• _WHAT TO WORK ON_: Reproduce this listing in full.

═══ RECORDS SUPPLIED

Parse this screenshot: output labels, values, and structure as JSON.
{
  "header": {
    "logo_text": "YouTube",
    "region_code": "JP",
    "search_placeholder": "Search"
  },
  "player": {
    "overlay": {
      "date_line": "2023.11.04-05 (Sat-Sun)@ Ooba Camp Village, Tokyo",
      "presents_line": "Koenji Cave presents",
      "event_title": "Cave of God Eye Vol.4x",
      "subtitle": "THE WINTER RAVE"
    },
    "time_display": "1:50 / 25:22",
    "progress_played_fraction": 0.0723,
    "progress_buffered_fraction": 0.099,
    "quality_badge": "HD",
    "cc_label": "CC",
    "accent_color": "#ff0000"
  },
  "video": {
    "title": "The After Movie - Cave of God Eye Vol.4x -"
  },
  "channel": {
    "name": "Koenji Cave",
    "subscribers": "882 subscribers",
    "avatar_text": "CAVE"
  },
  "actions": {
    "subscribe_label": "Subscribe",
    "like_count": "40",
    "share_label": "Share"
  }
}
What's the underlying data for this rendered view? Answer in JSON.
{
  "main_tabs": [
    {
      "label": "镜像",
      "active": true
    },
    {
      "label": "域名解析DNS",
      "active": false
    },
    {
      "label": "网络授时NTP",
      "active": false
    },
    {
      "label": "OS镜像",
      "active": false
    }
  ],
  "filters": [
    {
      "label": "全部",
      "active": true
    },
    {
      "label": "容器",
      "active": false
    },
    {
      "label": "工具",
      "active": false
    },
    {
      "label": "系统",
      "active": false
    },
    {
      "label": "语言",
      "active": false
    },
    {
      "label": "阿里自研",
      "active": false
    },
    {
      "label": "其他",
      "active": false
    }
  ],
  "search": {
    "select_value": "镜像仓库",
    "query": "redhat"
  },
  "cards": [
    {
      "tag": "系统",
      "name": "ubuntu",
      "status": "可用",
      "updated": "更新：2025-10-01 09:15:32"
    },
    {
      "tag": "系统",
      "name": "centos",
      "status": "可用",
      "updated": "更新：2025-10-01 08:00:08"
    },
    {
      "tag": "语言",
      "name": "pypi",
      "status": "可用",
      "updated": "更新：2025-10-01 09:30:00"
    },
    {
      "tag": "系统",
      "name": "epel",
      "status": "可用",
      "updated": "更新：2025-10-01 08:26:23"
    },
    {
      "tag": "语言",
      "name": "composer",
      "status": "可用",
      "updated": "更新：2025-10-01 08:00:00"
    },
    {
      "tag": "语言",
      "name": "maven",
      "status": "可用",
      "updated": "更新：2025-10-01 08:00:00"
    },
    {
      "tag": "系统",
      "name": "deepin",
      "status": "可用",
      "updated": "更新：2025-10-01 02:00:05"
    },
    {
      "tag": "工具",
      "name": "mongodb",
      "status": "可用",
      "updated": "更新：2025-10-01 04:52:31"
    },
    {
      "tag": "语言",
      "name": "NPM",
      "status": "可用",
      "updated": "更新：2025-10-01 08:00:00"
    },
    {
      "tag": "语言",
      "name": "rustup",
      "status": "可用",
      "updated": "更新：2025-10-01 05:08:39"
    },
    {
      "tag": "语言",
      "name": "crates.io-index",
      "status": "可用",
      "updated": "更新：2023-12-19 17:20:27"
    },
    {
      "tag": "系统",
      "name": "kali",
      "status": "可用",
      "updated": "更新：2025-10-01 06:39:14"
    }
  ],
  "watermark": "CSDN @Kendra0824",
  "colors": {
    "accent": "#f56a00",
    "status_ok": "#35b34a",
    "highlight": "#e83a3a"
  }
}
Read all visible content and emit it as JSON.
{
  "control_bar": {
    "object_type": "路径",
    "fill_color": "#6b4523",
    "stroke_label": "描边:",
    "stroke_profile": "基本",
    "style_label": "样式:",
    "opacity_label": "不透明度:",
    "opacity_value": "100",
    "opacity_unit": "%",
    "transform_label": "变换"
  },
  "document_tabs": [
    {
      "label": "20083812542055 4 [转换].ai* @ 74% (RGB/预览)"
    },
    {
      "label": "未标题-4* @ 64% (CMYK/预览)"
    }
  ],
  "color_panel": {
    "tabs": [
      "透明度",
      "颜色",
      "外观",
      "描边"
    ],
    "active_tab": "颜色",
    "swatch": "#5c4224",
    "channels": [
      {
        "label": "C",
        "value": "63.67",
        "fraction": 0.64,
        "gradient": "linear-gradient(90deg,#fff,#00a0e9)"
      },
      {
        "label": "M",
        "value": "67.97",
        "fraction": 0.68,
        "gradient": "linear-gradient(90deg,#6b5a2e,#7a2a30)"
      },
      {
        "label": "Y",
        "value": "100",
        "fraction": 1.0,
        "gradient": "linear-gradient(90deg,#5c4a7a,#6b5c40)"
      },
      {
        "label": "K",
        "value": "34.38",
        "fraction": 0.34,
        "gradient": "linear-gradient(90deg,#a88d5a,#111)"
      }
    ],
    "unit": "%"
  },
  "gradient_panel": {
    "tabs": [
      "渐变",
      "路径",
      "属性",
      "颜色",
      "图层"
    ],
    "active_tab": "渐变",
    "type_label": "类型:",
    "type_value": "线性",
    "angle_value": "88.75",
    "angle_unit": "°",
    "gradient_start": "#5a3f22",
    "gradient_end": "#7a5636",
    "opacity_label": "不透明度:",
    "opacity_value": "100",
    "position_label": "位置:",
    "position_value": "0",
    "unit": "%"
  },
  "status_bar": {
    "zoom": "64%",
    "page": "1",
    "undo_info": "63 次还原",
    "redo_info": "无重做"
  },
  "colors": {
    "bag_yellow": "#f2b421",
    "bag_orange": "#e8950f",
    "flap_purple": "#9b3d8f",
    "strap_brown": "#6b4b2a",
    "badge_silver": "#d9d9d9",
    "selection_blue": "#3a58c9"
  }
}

══════

• _OUTPUT OF THE EXERCISE_:
Parse this screenshot: output labels, values, and structure as JSON.
{
  "header": {
    "logo_text": "YouTube",
    "region_code": "JP",
    "search_placeholder": "Search"
  },
  "player": {
    "overlay": {
      "date_line": "2023.11.04-05 (Sat-Sun)@ Ooba Camp Village, Tokyo",
      "presents_line": "Koenji Cave presents",
      "event_title": "Cave of God Eye Vol.4x",
      "subtitle": "THE WINTER RAVE"
    },
    "time_display": "1:50 / 25:22",
    "progress_played_fraction": 0.0723,
    "progress_buffered_fraction": 0.099,
    "quality_badge": "HD",
    "cc_label": "CC",
    "accent_color": "#ff0000"
  },
  "video": {
    "title": "The After Movie - Cave of God Eye Vol.4x -"
  },
  "channel": {
    "name": "Koenji Cave",
    "subscribers": "882 subscribers",
    "avatar_text": "CAVE"
  },
  "actions": {
    "subscribe_label": "Subscribe",
    "like_count": "40",
    "share_label": "Share"
  }
}
What's the underlying data for this rendered view? Answer in JSON.
{
  "main_tabs": [
    {
      "label": "镜像",
      "active": true
    },
    {
      "label": "域名解析DNS",
      "active": false
    },
    {
      "label": "网络授时NTP",
      "active": false
    },
    {
      "label": "OS镜像",
      "active": false
    }
  ],
  "filters": [
    {
      "label": "全部",
      "active": true
    },
    {
      "label": "容器",
      "active": false
    },
    {
      "label": "工具",
      "active": false
    },
    {
      "label": "系统",
      "active": false
    },
    {
      "label": "语言",
      "active": false
    },
    {
      "label": "阿里自研",
      "active": false
    },
    {
      "label": "其他",
      "active": false
    }
  ],
  "search": {
    "select_value": "镜像仓库",
    "query": "redhat"
  },
  "cards": [
    {
      "tag": "系统",
      "name": "ubuntu",
      "status": "可用",
      "updated": "更新：2025-10-01 09:15:32"
    },
    {
      "tag": "系统",
      "name": "centos",
      "status": "可用",
      "updated": "更新：2025-10-01 08:00:08"
    },
    {
      "tag": "语言",
      "name": "pypi",
      "status": "可用",
      "updated": "更新：2025-10-01 09:30:00"
    },
    {
      "tag": "系统",
      "name": "epel",
      "status": "可用",
      "updated": "更新：2025-10-01 08:26:23"
    },
    {
      "tag": "语言",
      "name": "composer",
      "status": "可用",
      "updated": "更新：2025-10-01 08:00:00"
    },
    {
      "tag": "语言",
      "name": "maven",
      "status": "可用",
      "updated": "更新：2025-10-01 08:00:00"
    },
    {
      "tag": "系统",
      "name": "deepin",
      "status": "可用",
      "updated": "更新：2025-10-01 02:00:05"
    },
    {
      "tag": "工具",
      "name": "mongodb",
      "status": "可用",
      "updated": "更新：2025-10-01 04:52:31"
    },
    {
      "tag": "语言",
      "name": "NPM",
      "status": "可用",
      "updated": "更新：2025-10-01 08:00:00"
    },
    {
      "tag": "语言",
      "name": "rustup",
      "status": "可用",
      "updated": "更新：2025-10-01 05:08:39"
    },
    {
      "tag": "语言",
      "name": "crates.io-index",
      "status": "可用",
      "updated": "更新：2023-12-19 17:20:27"
    },
    {
      "tag": "系统",
      "name": "kali",
      "status": "可用",
      "updated": "更新：2025-10-01 06:39:14"
    }
  ],
  "watermark": "CSDN @Kendra0824",
  "colors": {
    "accent": "#f56a00",
    "status_ok": "#35b34a",
    "highlight": "#e83a3a"
  }
}
Read all visible content and emit it as JSON.
{
  "control_bar": {
    "object_type": "路径",
    "fill_color": "#6b4523",
    "stroke_label": "描边:",
    "stroke_profile": "基本",
    "style_label": "样式:",
    "opacity_label": "不透明度:",
    "opacity_value": "100",
    "opacity_unit": "%",
    "transform_label": "变换"
  },
  "document_tabs": [
    {
      "label": "20083812542055 4 [转换].ai* @ 74% (RGB/预览)"
    },
    {
      "label": "未标题-4* @ 64% (CMYK/预览)"
    }
  ],
  "color_panel": {
    "tabs": [
      "透明度",
      "颜色",
      "外观",
      "描边"
    ],
    "active_tab": "颜色",
    "swatch": "#5c4224",
    "channels": [
      {
        "label": "C",
        "value": "63.67",
        "fraction": 0.64,
        "gradient": "linear-gradient(90deg,#fff,#00a0e9)"
      },
      {
        "label": "M",
        "value": "67.97",
        "fraction": 0.68,
        "gradient": "linear-gradient(90deg,#6b5a2e,#7a2a30)"
      },
      {
        "label": "Y",
        "value": "100",
        "fraction": 1.0,
        "gradient": "linear-gradient(90deg,#5c4a7a,#6b5c40)"
      },
      {
        "label": "K",
        "value": "34.38",
        "fraction": 0.34,
        "gradient": "linear-gradient(90deg,#a88d5a,#111)"
      }
    ],
    "unit": "%"
  },
  "gradient_panel": {
    "tabs": [
      "渐变",
      "路径",
      "属性",
      "颜色",
      "图层"
    ],
    "active_tab": "渐变",
    "type_label": "类型:",
    "type_value": "线性",
    "angle_value": "88.75",
    "angle_unit": "°",
    "gradient_start": "#5a3f22",
    "gradient_end": "#7a5636",
    "opacity_label": "不透明度:",
    "opacity_value": "100",
    "position_label": "位置:",
    "position_value": "0",
    "unit": "%"
  },
  "status_bar": {
    "zoom": "64%",
    "page": "1",
    "undo_info": "63 次还原",
    "redo_info": "无重做"
  },
  "colors": {
    "bag_yellow": "#f2b421",
    "bag_orange": "#e8950f",
    "flap_purple": "#9b3d8f",
    "strap_brown": "#6b4b2a",
    "badge_silver": "#d9d9d9",
    "selection_blue": "#3a58c9"
  }
}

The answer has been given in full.